----- EXERCISE INPUT

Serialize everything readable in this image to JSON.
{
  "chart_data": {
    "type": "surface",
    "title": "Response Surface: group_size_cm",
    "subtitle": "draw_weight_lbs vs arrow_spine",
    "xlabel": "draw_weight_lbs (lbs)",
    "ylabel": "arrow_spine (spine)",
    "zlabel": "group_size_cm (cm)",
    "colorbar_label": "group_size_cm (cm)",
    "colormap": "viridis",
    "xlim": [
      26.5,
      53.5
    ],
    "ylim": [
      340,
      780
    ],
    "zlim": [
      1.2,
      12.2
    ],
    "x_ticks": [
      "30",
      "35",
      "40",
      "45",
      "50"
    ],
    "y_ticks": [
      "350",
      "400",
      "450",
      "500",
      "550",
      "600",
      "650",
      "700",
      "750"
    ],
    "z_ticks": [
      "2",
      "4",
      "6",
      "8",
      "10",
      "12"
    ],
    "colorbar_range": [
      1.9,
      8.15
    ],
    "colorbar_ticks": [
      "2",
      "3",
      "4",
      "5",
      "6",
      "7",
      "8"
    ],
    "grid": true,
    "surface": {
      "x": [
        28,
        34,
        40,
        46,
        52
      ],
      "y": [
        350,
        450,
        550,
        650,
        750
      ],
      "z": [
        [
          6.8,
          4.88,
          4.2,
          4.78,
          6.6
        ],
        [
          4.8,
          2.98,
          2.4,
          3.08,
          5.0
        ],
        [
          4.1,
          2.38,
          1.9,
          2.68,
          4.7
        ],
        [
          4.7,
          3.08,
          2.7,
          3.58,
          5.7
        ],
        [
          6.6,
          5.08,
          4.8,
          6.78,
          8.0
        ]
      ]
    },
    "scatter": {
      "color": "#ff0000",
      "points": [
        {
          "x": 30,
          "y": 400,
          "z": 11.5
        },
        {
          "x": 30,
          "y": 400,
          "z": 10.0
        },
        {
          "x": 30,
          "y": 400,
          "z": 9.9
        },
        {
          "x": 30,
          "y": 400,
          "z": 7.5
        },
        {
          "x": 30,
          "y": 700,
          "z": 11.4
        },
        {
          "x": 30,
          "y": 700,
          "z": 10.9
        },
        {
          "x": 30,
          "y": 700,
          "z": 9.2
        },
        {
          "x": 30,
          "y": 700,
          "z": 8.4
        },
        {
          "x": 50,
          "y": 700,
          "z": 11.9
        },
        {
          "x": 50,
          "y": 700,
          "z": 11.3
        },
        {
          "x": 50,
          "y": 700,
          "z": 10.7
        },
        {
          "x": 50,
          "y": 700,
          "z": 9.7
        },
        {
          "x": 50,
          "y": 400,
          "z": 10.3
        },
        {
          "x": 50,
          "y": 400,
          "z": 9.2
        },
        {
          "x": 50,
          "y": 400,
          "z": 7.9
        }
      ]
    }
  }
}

----------

▶ **EXERCISE DETAILS**
Copy down the whole of the data above, matching it exactly.

▶ **OUTPUT BELOW**
Serialize everything readable in this image to JSON.
{
  "chart_data": {
    "type": "surface",
    "title": "Response Surface: group_size_cm",
    "subtitle": "draw_weight_lbs vs arrow_spine",
    "xlabel": "draw_weight_lbs (lbs)",
    "ylabel": "arrow_spine (spine)",
    "zlabel": "group_size_cm (cm)",
    "colorbar_label": "group_size_cm (cm)",
    "colormap": "viridis",
    "xlim": [
      26.5,
      53.5
    ],
    "ylim": [
      340,
      780
    ],
    "zlim": [
      1.2,
      12.2
    ],
    "x_ticks": [
      "30",
      "35",
      "40",
      "45",
      "50"
    ],
    "y_ticks": [
      "350",
      "400",
      "450",
      "500",
      "550",
      "600",
      "650",
      "700",
      "750"
    ],
    "z_ticks": [
      "2",
      "4",
      "6",
      "8",
      "10",
      "12"
    ],
    "colorbar_range": [
      1.9,
      8.15
    ],
    "colorbar_ticks": [
      "2",
      "3",
      "4",
      "5",
      "6",
      "7",
      "8"
    ],
    "grid": true,
    "surface": {
      "x": [
        28,
        34,
        40,
        46,
        52
      ],
      "y": [
        350,
        450,
        550,
        650,
        750
      ],
      "z": [
        [
          6.8,
          4.88,
          4.2,
          4.78,
          6.6
        ],
        [
          4.8,
          2.98,
          2.4,
          3.08,
          5.0
        ],
        [
          4.1,
          2.38,
          1.9,
          2.68,
          4.7
        ],
        [
          4.7,
          3.08,
          2.7,
          3.58,
          5.7
        ],
        [
          6.6,
          5.08,
          4.8,
          6.78,
          8.0
        ]
      ]
    },
    "scatter": {
      "color": "#ff0000",
      "points": [
        {
          "x": 30,
          "y": 400,
          "z": 11.5
        },
        {
          "x": 30,
          "y": 400,
          "z": 10.0
        },
        {
          "x": 30,
          "y": 400,
          "z": 9.9
        },
        {
          "x": 30,
          "y": 400,
          "z": 7.5
        },
        {
          "x": 30,
          "y": 700,
          "z": 11.4
        },
        {
          "x": 30,
          "y": 700,
          "z": 10.9
        },
        {
          "x": 30,
          "y": 700,
          "z": 9.2
        },
        {
          "x": 30,
          "y": 700,
          "z": 8.4
        },
        {
          "x": 50,
          "y": 700,
          "z": 11.9
        },
        {
          "x": 50,
          "y": 700,
          "z": 11.3
        },
        {
          "x": 50,
          "y": 700,
          "z": 10.7
        },
        {
          "x": 50,
          "y": 700,
          "z": 9.7
        },
        {
          "x": 50,
          "y": 400,
          "z": 10.3
        },
        {
          "x": 50,
          "y": 400,
          "z": 9.2
        },
        {
          "x": 50,
          "y": 400,
          "z": 7.9
        }
      ]
    }
  }
}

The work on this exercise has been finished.